▸ **Excerpted passage**
-=-=-

The trial provided a randomized test for two chemotherapy regimens that have won support in the oncology community on the basis of retrospective, anecdotal, and small single-arm trial evidence. Limited phase II data formed the basis for international guideline support for 5-FU-platinum as the first-line standard for advanced anal cancer data from phase II, Rao and co-authors noted.
To provide higher-quality data to inform clinical decision making, investigators at 31 centers in the U.S., Europe, and Australia performed a randomized trial to compare carboplatin-paclitaxel and 5-FU/cisplatin. The primary endpoint was ORR. Primary and secondary endpoints were assessed by means of a hierarchic model to compare the regimens and "pick the winner," the authors said.
Data analysis included 91 randomized patients, 84 of whom received the study treatment and 74 were included in the modified intention-to-treat population. The patients had a female predominance (60-70%), the median age of 61, and metastatic (versus locally advanced) disease in almost 90% of the cases. More than 90% of the patients were HIV-negative. Human papillomavirus (HPV) status was not prospectively determined, but more than 90% of anal carcinoma cases arise from HPV infection, Eng noted.
After a median follow-up of 28.6 months, the ORR did not differ significantly between treatment arms, nor did the rate of complete response (17% with 5-FU/cisplatin, 12.8% with carboplatin-paclitaxel). Disease burden or stage did not affect the likelihood of complete response, the researchers reported. At the time of data analysis, 22.9% of patients in the 5-FU/cisplatin group had disease progression versus 15.4% in the carboplatin-paclitaxel group.
Median progression-free survival was 5.7 months with cisplatin/5-FU and 8.1 months with carboplatin-paclitaxel, a difference that did not achieve statistical significance in an unadjusted (HR 1.27, P=0.375) or adjusted analysis (HR 1.17, P=0.564).

-=-=-

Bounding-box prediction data
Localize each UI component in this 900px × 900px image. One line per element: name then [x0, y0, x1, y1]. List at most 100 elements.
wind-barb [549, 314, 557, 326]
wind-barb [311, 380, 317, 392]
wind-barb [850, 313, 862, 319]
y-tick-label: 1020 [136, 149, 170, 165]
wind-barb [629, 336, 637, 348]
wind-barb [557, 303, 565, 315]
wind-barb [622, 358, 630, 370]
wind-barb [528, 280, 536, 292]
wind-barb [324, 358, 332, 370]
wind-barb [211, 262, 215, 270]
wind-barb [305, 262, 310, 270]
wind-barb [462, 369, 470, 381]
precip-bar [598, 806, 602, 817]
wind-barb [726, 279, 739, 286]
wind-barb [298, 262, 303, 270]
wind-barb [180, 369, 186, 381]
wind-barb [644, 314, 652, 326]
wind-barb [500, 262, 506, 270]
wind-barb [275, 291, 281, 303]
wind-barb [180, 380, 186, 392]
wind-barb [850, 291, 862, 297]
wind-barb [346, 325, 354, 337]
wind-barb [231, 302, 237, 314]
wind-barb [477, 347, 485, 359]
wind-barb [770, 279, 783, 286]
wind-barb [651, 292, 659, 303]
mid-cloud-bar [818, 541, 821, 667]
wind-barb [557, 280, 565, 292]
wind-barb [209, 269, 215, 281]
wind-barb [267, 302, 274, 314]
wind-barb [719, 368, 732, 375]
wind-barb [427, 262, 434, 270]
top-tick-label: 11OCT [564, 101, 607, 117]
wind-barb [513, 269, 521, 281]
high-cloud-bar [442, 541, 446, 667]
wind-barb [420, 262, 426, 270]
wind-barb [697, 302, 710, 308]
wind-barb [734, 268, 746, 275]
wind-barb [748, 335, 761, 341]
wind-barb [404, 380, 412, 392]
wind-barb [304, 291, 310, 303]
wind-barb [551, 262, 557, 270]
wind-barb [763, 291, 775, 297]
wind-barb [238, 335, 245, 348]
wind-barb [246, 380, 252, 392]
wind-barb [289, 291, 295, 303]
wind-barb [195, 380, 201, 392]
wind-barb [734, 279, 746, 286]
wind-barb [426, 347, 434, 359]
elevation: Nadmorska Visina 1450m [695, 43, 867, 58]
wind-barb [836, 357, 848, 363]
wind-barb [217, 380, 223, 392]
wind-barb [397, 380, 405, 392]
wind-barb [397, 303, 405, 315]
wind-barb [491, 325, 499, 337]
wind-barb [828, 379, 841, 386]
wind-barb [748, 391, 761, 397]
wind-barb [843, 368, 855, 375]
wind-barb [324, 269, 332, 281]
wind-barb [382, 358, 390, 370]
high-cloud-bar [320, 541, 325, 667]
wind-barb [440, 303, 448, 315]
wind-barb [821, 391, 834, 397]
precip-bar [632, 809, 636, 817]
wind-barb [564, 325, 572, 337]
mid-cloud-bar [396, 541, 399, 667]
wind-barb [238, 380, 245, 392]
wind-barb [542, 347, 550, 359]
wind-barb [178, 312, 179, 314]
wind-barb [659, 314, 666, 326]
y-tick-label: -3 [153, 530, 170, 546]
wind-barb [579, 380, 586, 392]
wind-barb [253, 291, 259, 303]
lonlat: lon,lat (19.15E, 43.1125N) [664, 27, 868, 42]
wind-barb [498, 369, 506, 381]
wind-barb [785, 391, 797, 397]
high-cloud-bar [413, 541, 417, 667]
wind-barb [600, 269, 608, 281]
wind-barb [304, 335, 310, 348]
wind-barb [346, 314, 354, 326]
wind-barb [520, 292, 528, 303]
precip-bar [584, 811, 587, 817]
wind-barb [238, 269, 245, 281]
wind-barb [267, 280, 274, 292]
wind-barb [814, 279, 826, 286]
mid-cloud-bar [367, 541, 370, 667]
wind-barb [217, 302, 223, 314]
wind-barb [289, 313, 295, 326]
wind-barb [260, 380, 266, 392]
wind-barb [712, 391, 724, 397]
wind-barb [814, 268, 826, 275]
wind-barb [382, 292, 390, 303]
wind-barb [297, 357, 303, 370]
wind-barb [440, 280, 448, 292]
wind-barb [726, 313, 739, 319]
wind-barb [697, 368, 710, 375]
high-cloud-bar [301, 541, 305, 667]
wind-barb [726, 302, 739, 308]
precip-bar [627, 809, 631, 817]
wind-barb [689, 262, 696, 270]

-=-=-

▸ **Problem requirements**
Reproduce word for word the part of the anal cancer trial report from "To provide higher-quality" to "infection, Eng noted.".

▸ **Answer space**
To provide higher-quality data to inform clinical decision making, investigators at 31 centers in the U.S., Europe, and Australia performed a randomized trial to compare carboplatin-paclitaxel and 5-FU/cisplatin. The primary endpoint was ORR. Primary and secondary endpoints were assessed by means of a hierarchic model to compare the regimens and "pick the winner," the authors said.
Data analysis included 91 randomized patients, 84 of whom received the study treatment and 74 were included in the modified intention-to-treat population. The patients had a female predominance (60-70%), the median age of 61, and metastatic (versus locally advanced) disease in almost 90% of the cases. More than 90% of the patients were HIV-negative. Human papillomavirus (HPV) status was not prospectively determined, but more than 90% of anal carcinoma cases arise from HPV infection, Eng noted.